# Start of Dataset entries
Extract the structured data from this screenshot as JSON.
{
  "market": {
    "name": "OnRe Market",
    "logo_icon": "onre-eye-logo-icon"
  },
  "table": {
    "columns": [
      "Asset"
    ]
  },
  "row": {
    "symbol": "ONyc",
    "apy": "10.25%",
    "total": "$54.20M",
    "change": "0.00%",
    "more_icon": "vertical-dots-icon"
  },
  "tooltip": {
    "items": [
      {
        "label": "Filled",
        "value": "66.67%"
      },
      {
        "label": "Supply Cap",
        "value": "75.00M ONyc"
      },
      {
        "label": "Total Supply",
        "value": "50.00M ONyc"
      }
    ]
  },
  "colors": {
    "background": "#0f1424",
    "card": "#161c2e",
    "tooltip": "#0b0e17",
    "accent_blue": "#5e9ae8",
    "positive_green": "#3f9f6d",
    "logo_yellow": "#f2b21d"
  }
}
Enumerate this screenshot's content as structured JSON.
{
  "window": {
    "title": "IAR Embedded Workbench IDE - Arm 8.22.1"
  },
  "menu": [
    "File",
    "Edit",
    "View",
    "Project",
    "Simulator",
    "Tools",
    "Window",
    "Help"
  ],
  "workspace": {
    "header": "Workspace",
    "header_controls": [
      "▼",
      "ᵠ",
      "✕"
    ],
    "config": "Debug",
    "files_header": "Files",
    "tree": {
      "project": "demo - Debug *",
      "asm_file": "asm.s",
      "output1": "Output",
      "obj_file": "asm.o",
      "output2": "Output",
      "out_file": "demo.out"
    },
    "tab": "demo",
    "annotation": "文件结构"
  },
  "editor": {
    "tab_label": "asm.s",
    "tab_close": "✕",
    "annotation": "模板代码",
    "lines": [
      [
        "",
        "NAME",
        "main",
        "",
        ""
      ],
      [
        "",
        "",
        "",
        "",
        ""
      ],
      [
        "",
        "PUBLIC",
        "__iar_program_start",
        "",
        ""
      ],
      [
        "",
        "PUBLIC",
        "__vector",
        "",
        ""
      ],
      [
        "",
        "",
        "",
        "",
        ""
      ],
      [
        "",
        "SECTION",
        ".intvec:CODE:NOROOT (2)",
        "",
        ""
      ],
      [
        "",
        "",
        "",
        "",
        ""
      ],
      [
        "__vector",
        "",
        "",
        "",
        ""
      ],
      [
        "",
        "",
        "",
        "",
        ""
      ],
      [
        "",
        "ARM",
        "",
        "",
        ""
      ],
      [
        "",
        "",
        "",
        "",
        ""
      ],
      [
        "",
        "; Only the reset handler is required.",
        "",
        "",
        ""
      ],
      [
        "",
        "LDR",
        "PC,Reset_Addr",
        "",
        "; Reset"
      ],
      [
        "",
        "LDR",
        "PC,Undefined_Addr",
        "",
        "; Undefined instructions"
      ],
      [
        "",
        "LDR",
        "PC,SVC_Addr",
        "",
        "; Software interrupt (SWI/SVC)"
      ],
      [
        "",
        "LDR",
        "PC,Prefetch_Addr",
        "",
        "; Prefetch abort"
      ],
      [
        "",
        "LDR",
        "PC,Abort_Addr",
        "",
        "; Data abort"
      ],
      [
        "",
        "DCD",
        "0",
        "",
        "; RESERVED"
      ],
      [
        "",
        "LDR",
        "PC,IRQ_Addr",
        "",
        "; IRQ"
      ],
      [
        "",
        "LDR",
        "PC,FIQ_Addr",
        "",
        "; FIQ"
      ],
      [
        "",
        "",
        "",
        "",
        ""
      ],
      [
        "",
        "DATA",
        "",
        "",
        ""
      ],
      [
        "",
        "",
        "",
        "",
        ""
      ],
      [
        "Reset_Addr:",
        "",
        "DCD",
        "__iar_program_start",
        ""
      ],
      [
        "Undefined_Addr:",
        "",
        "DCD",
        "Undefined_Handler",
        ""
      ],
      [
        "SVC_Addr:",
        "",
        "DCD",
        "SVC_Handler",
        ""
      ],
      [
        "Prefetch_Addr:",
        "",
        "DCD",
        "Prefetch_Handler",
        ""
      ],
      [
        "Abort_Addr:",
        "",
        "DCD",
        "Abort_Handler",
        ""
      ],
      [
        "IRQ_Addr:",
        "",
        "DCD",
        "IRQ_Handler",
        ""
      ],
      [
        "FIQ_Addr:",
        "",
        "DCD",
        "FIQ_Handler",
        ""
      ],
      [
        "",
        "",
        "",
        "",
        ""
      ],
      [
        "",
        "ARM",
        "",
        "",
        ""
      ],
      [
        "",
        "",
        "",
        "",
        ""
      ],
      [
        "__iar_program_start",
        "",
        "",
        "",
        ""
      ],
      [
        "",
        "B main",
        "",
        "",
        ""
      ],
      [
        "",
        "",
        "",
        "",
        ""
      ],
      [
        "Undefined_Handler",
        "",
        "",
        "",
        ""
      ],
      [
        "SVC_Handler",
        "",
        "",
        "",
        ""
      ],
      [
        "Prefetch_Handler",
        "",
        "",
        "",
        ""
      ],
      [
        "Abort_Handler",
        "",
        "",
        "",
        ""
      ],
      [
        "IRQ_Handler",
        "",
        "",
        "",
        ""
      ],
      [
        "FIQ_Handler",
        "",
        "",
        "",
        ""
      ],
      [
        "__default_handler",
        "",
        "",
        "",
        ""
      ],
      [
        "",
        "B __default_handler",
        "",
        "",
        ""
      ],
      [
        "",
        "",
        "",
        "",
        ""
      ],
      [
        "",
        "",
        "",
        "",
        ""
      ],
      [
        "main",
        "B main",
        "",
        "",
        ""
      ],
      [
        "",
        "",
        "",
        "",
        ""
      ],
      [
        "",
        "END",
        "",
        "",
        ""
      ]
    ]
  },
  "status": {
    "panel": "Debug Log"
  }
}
# End of Dataset entries
Set down every record above exactly as given.

▶ **Full output**:
Extract the structured data from this screenshot as JSON.
{
  "market": {
    "name": "OnRe Market",
    "logo_icon": "onre-eye-logo-icon"
  },
  "table": {
    "columns": [
      "Asset"
    ]
  },
  "row": {
    "symbol": "ONyc",
    "apy": "10.25%",
    "total": "$54.20M",
    "change": "0.00%",
    "more_icon": "vertical-dots-icon"
  },
  "tooltip": {
    "items": [
      {
        "label": "Filled",
        "value": "66.67%"
      },
      {
        "label": "Supply Cap",
        "value": "75.00M ONyc"
      },
      {
        "label": "Total Supply",
        "value": "50.00M ONyc"
      }
    ]
  },
  "colors": {
    "background": "#0f1424",
    "card": "#161c2e",
    "tooltip": "#0b0e17",
    "accent_blue": "#5e9ae8",
    "positive_green": "#3f9f6d",
    "logo_yellow": "#f2b21d"
  }
}
Enumerate this screenshot's content as structured JSON.
{
  "window": {
    "title": "IAR Embedded Workbench IDE - Arm 8.22.1"
  },
  "menu": [
    "File",
    "Edit",
    "View",
    "Project",
    "Simulator",
    "Tools",
    "Window",
    "Help"
  ],
  "workspace": {
    "header": "Workspace",
    "header_controls": [
      "▼",
      "ᵠ",
      "✕"
    ],
    "config": "Debug",
    "files_header": "Files",
    "tree": {
      "project": "demo - Debug *",
      "asm_file": "asm.s",
      "output1": "Output",
      "obj_file": "asm.o",
      "output2": "Output",
      "out_file": "demo.out"
    },
    "tab": "demo",
    "annotation": "文件结构"
  },
  "editor": {
    "tab_label": "asm.s",
    "tab_close": "✕",
    "annotation": "模板代码",
    "lines": [
      [
        "",
        "NAME",
        "main",
        "",
        ""
      ],
      [
        "",
        "",
        "",
        "",
        ""
      ],
      [
        "",
        "PUBLIC",
        "__iar_program_start",
        "",
        ""
      ],
      [
        "",
        "PUBLIC",
        "__vector",
        "",
        ""
      ],
      [
        "",
        "",
        "",
        "",
        ""
      ],
      [
        "",
        "SECTION",
        ".intvec:CODE:NOROOT (2)",
        "",
        ""
      ],
      [
        "",
        "",
        "",
        "",
        ""
      ],
      [
        "__vector",
        "",
        "",
        "",
        ""
      ],
      [
        "",
        "",
        "",
        "",
        ""
      ],
      [
        "",
        "ARM",
        "",
        "",
        ""
      ],
      [
        "",
        "",
        "",
        "",
        ""
      ],
      [
        "",
        "; Only the reset handler is required.",
        "",
        "",
        ""
      ],
      [
        "",
        "LDR",
        "PC,Reset_Addr",
        "",
        "; Reset"
      ],
      [
        "",
        "LDR",
        "PC,Undefined_Addr",
        "",
        "; Undefined instructions"
      ],
      [
        "",
        "LDR",
        "PC,SVC_Addr",
        "",
        "; Software interrupt (SWI/SVC)"
      ],
      [
        "",
        "LDR",
        "PC,Prefetch_Addr",
        "",
        "; Prefetch abort"
      ],
      [
        "",
        "LDR",
        "PC,Abort_Addr",
        "",
        "; Data abort"
      ],
      [
        "",
        "DCD",
        "0",
        "",
        "; RESERVED"
      ],
      [
        "",
        "LDR",
        "PC,IRQ_Addr",
        "",
        "; IRQ"
      ],
      [
        "",
        "LDR",
        "PC,FIQ_Addr",
        "",
        "; FIQ"
      ],
      [
        "",
        "",
        "",
        "",
        ""
      ],
      [
        "",
        "DATA",
        "",
        "",
        ""
      ],
      [
        "",
        "",
        "",
        "",
        ""
      ],
      [
        "Reset_Addr:",
        "",
        "DCD",
        "__iar_program_start",
        ""
      ],
      [
        "Undefined_Addr:",
        "",
        "DCD",
        "Undefined_Handler",
        ""
      ],
      [
        "SVC_Addr:",
        "",
        "DCD",
        "SVC_Handler",
        ""
      ],
      [
        "Prefetch_Addr:",
        "",
        "DCD",
        "Prefetch_Handler",
        ""
      ],
      [
        "Abort_Addr:",
        "",
        "DCD",
        "Abort_Handler",
        ""
      ],
      [
        "IRQ_Addr:",
        "",
        "DCD",
        "IRQ_Handler",
        ""
      ],
      [
        "FIQ_Addr:",
        "",
        "DCD",
        "FIQ_Handler",
        ""
      ],
      [
        "",
        "",
        "",
        "",
        ""
      ],
      [
        "",
        "ARM",
        "",
        "",
        ""
      ],
      [
        "",
        "",
        "",
        "",
        ""
      ],
      [
        "__iar_program_start",
        "",
        "",
        "",
        ""
      ],
      [
        "",
        "B main",
        "",
        "",
        ""
      ],
      [
        "",
        "",
        "",
        "",
        ""
      ],
      [
        "Undefined_Handler",
        "",
        "",
        "",
        ""
      ],
      [
        "SVC_Handler",
        "",
        "",
        "",
        ""
      ],
      [
        "Prefetch_Handler",
        "",
        "",
        "",
        ""
      ],
      [
        "Abort_Handler",
        "",
        "",
        "",
        ""
      ],
      [
        "IRQ_Handler",
        "",
        "",
        "",
        ""
      ],
      [
        "FIQ_Handler",
        "",
        "",
        "",
        ""
      ],
      [
        "__default_handler",
        "",
        "",
        "",
        ""
      ],
      [
        "",
        "B __default_handler",
        "",
        "",
        ""
      ],
      [
        "",
        "",
        "",
        "",
        ""
      ],
      [
        "",
        "",
        "",
        "",
        ""
      ],
      [
        "main",
        "B main",
        "",
        "",
        ""
      ],
      [
        "",
        "",
        "",
        "",
        ""
      ],
      [
        "",
        "END",
        "",
        "",
        ""
      ]
    ]
  },
  "status": {
    "panel": "Debug Log"
  }
}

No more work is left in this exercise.